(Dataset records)
╭──
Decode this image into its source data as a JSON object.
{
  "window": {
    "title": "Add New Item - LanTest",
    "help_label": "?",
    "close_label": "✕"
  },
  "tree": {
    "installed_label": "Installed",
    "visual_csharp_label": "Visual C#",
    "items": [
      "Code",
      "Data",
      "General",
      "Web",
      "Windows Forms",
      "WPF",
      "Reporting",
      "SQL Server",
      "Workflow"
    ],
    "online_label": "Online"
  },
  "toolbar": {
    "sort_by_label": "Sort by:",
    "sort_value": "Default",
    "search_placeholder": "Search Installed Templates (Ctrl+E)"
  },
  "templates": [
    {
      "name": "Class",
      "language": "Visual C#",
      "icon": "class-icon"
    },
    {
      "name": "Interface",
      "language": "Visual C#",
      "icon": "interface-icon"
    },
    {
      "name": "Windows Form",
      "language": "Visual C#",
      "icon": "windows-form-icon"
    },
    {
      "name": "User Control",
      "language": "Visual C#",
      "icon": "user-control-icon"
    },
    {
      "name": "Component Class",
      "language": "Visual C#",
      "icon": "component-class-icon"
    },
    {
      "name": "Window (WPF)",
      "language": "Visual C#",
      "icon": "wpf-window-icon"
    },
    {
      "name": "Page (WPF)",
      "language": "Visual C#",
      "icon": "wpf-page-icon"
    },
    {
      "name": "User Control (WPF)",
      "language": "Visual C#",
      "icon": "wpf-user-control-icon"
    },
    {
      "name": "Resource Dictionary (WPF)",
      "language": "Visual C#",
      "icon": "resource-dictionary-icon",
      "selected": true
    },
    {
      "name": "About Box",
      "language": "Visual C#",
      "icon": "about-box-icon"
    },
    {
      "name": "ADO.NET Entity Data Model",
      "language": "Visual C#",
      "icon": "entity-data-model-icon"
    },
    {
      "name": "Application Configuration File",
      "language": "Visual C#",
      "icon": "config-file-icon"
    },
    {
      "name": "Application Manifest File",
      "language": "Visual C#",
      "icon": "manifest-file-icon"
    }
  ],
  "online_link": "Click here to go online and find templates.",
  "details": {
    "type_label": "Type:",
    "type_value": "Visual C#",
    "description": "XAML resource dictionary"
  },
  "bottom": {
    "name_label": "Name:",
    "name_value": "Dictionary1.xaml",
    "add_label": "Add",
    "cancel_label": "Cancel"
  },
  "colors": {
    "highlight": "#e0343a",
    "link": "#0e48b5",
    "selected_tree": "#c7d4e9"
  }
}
╰──
*WHAT TO PRODUCE*. Please set down each line of the records exactly as given.

*FINAL ANSWER*.
Decode this image into its source data as a JSON object.
{
  "window": {
    "title": "Add New Item - LanTest",
    "help_label": "?",
    "close_label": "✕"
  },
  "tree": {
    "installed_label": "Installed",
    "visual_csharp_label": "Visual C#",
    "items": [
      "Code",
      "Data",
      "General",
      "Web",
      "Windows Forms",
      "WPF",
      "Reporting",
      "SQL Server",
      "Workflow"
    ],
    "online_label": "Online"
  },
  "toolbar": {
    "sort_by_label": "Sort by:",
    "sort_value": "Default",
    "search_placeholder": "Search Installed Templates (Ctrl+E)"
  },
  "templates": [
    {
      "name": "Class",
      "language": "Visual C#",
      "icon": "class-icon"
    },
    {
      "name": "Interface",
      "language": "Visual C#",
      "icon": "interface-icon"
    },
    {
      "name": "Windows Form",
      "language": "Visual C#",
      "icon": "windows-form-icon"
    },
    {
      "name": "User Control",
      "language": "Visual C#",
      "icon": "user-control-icon"
    },
    {
      "name": "Component Class",
      "language": "Visual C#",
      "icon": "component-class-icon"
    },
    {
      "name": "Window (WPF)",
      "language": "Visual C#",
      "icon": "wpf-window-icon"
    },
    {
      "name": "Page (WPF)",
      "language": "Visual C#",
      "icon": "wpf-page-icon"
    },
    {
      "name": "User Control (WPF)",
      "language": "Visual C#",
      "icon": "wpf-user-control-icon"
    },
    {
      "name": "Resource Dictionary (WPF)",
      "language": "Visual C#",
      "icon": "resource-dictionary-icon",
      "selected": true
    },
    {
      "name": "About Box",
      "language": "Visual C#",
      "icon": "about-box-icon"
    },
    {
      "name": "ADO.NET Entity Data Model",
      "language": "Visual C#",
      "icon": "entity-data-model-icon"
    },
    {
      "name": "Application Configuration File",
      "language": "Visual C#",
      "icon": "config-file-icon"
    },
    {
      "name": "Application Manifest File",
      "language": "Visual C#",
      "icon": "manifest-file-icon"
    }
  ],
  "online_link": "Click here to go online and find templates.",
  "details": {
    "type_label": "Type:",
    "type_value": "Visual C#",
    "description": "XAML resource dictionary"
  },
  "bottom": {
    "name_label": "Name:",
    "name_value": "Dictionary1.xaml",
    "add_label": "Add",
    "cancel_label": "Cancel"
  },
  "colors": {
    "highlight": "#e0343a",
    "link": "#0e48b5",
    "selected_tree": "#c7d4e9"
  }
}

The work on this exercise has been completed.